= Task to complete =
Find the lines holding "rerum" and copy them.

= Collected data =
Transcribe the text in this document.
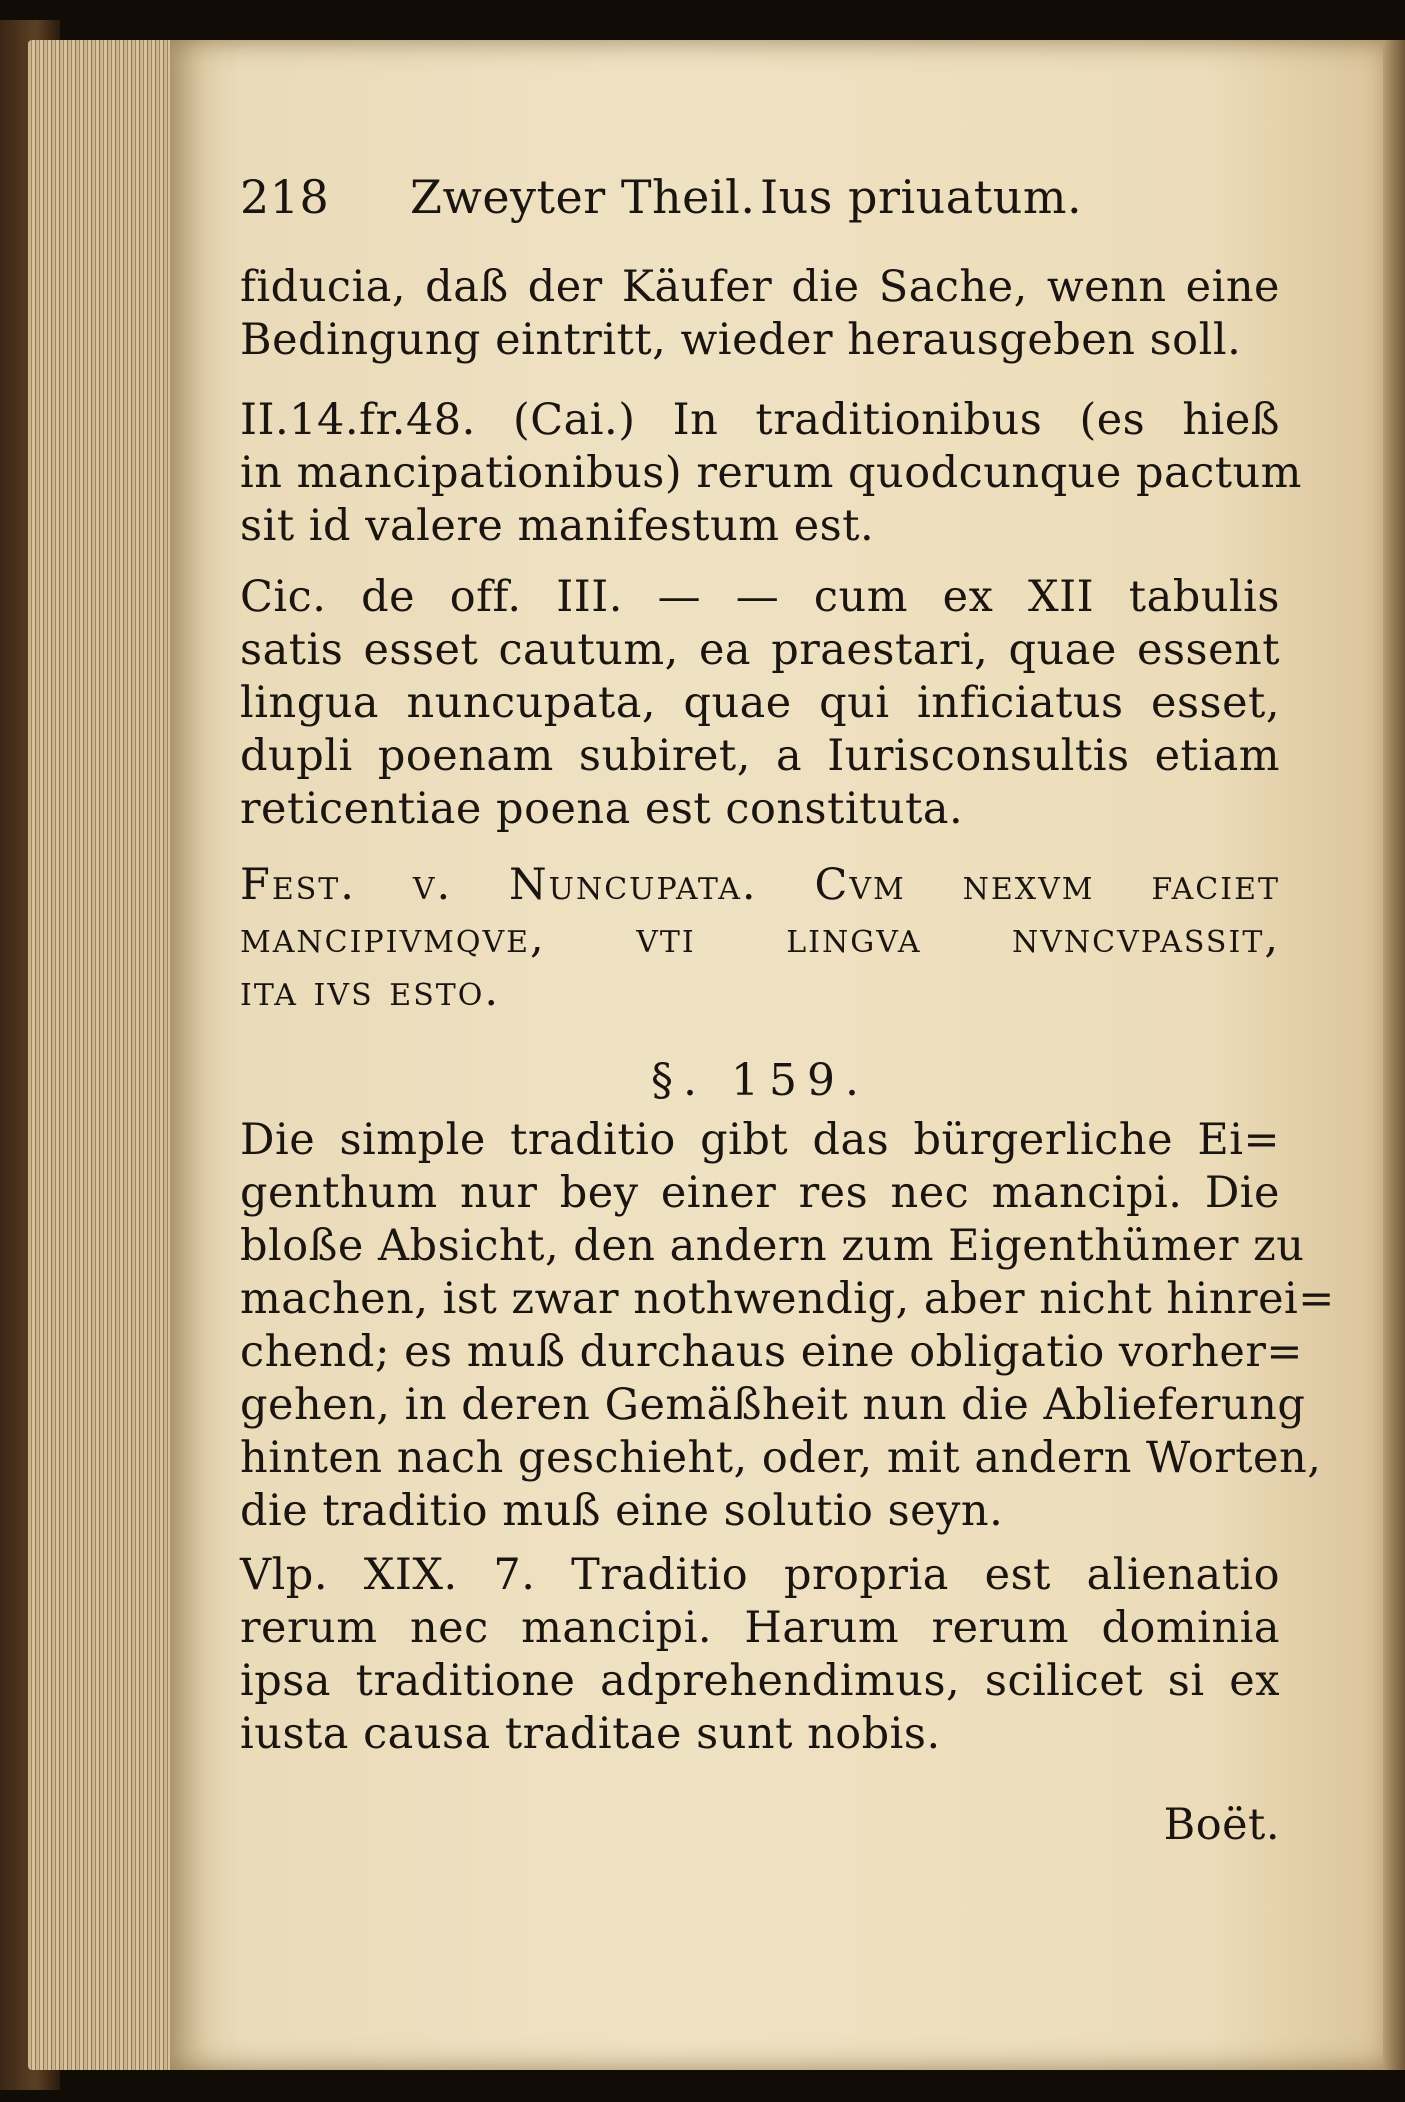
218 Zweyter Theil. Ius priuatum.
fiducia, daß der Käufer die Sache, wenn eine
Bedingung eintritt, wieder herausgeben soll.
II.14.fr.48. (Cai.) In traditionibus (es hieß
in mancipationibus) rerum quodcunque pactum
sit id valere manifestum est.
Cic. de off. III. — — cum ex XII tabulis
satis esset cautum, ea praestari, quae essent
lingua nuncupata, quae qui inficiatus esset,
dupli poenam subiret, a Iurisconsultis etiam
reticentiae poena est constituta.
Fest. v. Nuncupata. Cvm nexvm faciet
mancipivmqve, vti lingva nvncvpassit,
ita ivs esto.
§. 159.
Die simple traditio gibt das bürgerliche Ei=
genthum nur bey einer res nec mancipi. Die
bloße Absicht, den andern zum Eigenthümer zu
machen, ist zwar nothwendig, aber nicht hinrei=
chend; es muß durchaus eine obligatio vorher=
gehen, in deren Gemäßheit nun die Ablieferung
hinten nach geschieht, oder, mit andern Worten,
die traditio muß eine solutio seyn.
Vlp. XIX. 7. Traditio propria est alienatio
rerum nec mancipi. Harum rerum dominia
ipsa traditione adprehendimus, scilicet si ex
iusta causa traditae sunt nobis.
Boët.
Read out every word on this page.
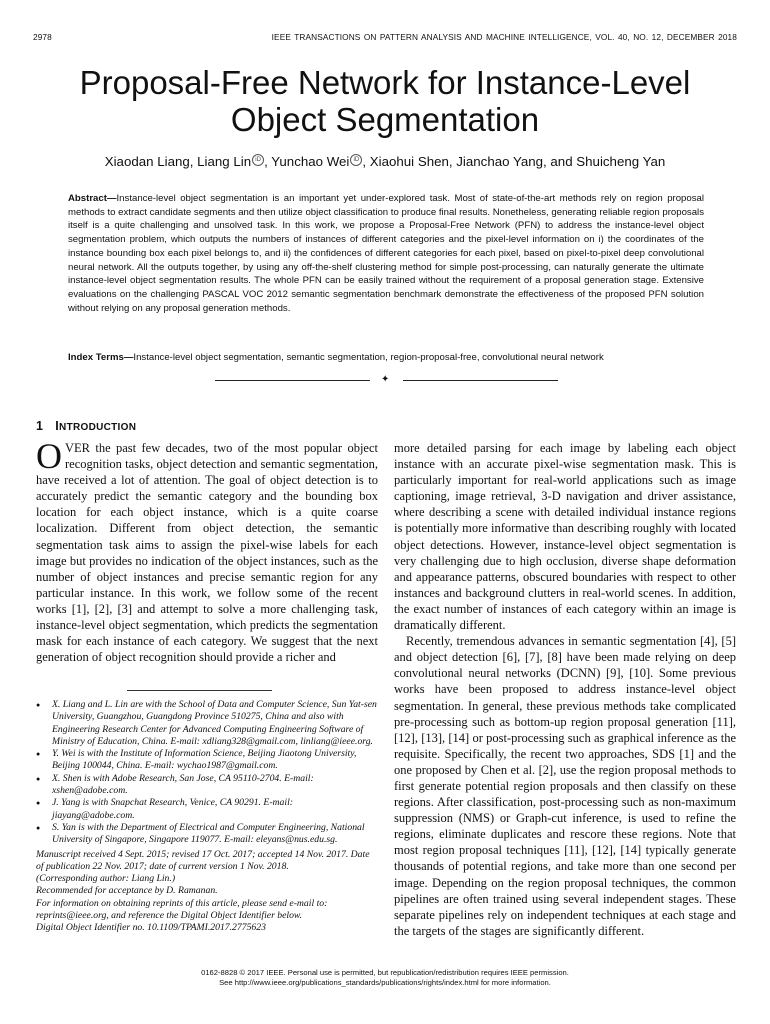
2978	IEEE TRANSACTIONS ON PATTERN ANALYSIS AND MACHINE INTELLIGENCE, VOL. 40, NO. 12, DECEMBER 2018
Proposal-Free Network for Instance-Level
Object Segmentation
Xiaodan Liang, Liang Lin iD , Yunchao Wei iD , Xiaohui Shen, Jianchao Yang, and Shuicheng Yan
Abstract—Instance-level object segmentation is an important yet under-explored task. Most of state-of-the-art methods rely on region proposal methods to extract candidate segments and then utilize object classification to produce final results. Nonetheless, generating reliable region proposals itself is a quite challenging and unsolved task. In this work, we propose a Proposal-Free Network (PFN) to address the instance-level object segmentation problem, which outputs the numbers of instances of different categories and the pixel-level information on i) the coordinates of the instance bounding box each pixel belongs to, and ii) the confidences of different categories for each pixel, based on pixel-to-pixel deep convolutional neural network. All the outputs together, by using any off-the-shelf clustering method for simple post-processing, can naturally generate the ultimate instance-level object segmentation results. The whole PFN can be easily trained without the requirement of a proposal generation stage. Extensive evaluations on the challenging PASCAL VOC 2012 semantic segmentation benchmark demonstrate the effectiveness of the proposed PFN solution without relying on any proposal generation methods.
Index Terms—Instance-level object segmentation, semantic segmentation, region-proposal-free, convolutional neural network
✦
1 INTRODUCTION

OVER the past few decades, two of the most popular object recognition tasks, object detection and semantic segmentation, have received a lot of attention. The goal of object detection is to accurately predict the semantic category and the bounding box location for each object instance, which is a quite coarse localization. Different from object detection, the semantic segmentation task aims to assign the pixel-wise labels for each image but provides no indication of the object instances, such as the number of object instances and precise semantic region for any particular instance. In this work, we follow some of the recent works [1], [2], [3] and attempt to solve a more challenging task, instance-level object segmentation, which predicts the segmentation mask for each instance of each category. We suggest that the next generation of object recognition should provide a richer and

● X. Liang and L. Lin are with the School of Data and Computer Science, Sun Yat-sen University, Guangzhou, Guangdong Province 510275, China and also with Engineering Research Center for Advanced Computing Engineering Software of Ministry of Education, China. E-mail: xdliang328@gmail.com, linliang@ieee.org.
● Y. Wei is with the Institute of Information Science, Beijing Jiaotong University, Beijing 100044, China. E-mail: wychao1987@gmail.com.
● X. Shen is with Adobe Research, San Jose, CA 95110-2704. E-mail: xshen@adobe.com.
● J. Yang is with Snapchat Research, Venice, CA 90291. E-mail: jiayang@adobe.com.
● S. Yan is with the Department of Electrical and Computer Engineering, National University of Singapore, Singapore 119077. E-mail: eleyans@nus.edu.sg.
Manuscript received 4 Sept. 2015; revised 17 Oct. 2017; accepted 14 Nov. 2017. Date of publication 22 Nov. 2017; date of current version 1 Nov. 2018.
(Corresponding author: Liang Lin.)
Recommended for acceptance by D. Ramanan.
For information on obtaining reprints of this article, please send e-mail to: reprints@ieee.org, and reference the Digital Object Identifier below.
Digital Object Identifier no. 10.1109/TPAMI.2017.2775623

more detailed parsing for each image by labeling each object instance with an accurate pixel-wise segmentation mask. This is particularly important for real-world applications such as image captioning, image retrieval, 3-D navigation and driver assistance, where describing a scene with detailed individual instance regions is potentially more informative than describing roughly with located object detections. However, instance-level object segmentation is very challenging due to high occlusion, diverse shape deformation and appearance patterns, obscured boundaries with respect to other instances and background clutters in real-world scenes. In addition, the exact number of instances of each category within an image is dramatically different.

Recently, tremendous advances in semantic segmentation [4], [5] and object detection [6], [7], [8] have been made relying on deep convolutional neural networks (DCNN) [9], [10]. Some previous works have been proposed to address instance-level object segmentation. In general, these previous methods take complicated pre-processing such as bottom-up region proposal generation [11], [12], [13], [14] or post-processing such as graphical inference as the requisite. Specifically, the recent two approaches, SDS [1] and the one proposed by Chen et al. [2], use the region proposal methods to first generate potential region proposals and then classify on these regions. After classification, post-processing such as non-maximum suppression (NMS) or Graph-cut inference, is used to refine the regions, eliminate duplicates and rescore these regions. Note that most region proposal techniques [11], [12], [14] typically generate thousands of potential regions, and take more than one second per image. Depending on the region proposal techniques, the common pipelines are often trained using several independent stages. These separate pipelines rely on independent techniques at each stage and the targets of the stages are significantly different.

0162-8828 © 2017 IEEE. Personal use is permitted, but republication/redistribution requires IEEE permission.
See http://www.ieee.org/publications_standards/publications/rights/index.html for more information.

= The result =
in mancipationibus) rerum quodcunque pactum
rerum nec mancipi. Harum rerum dominia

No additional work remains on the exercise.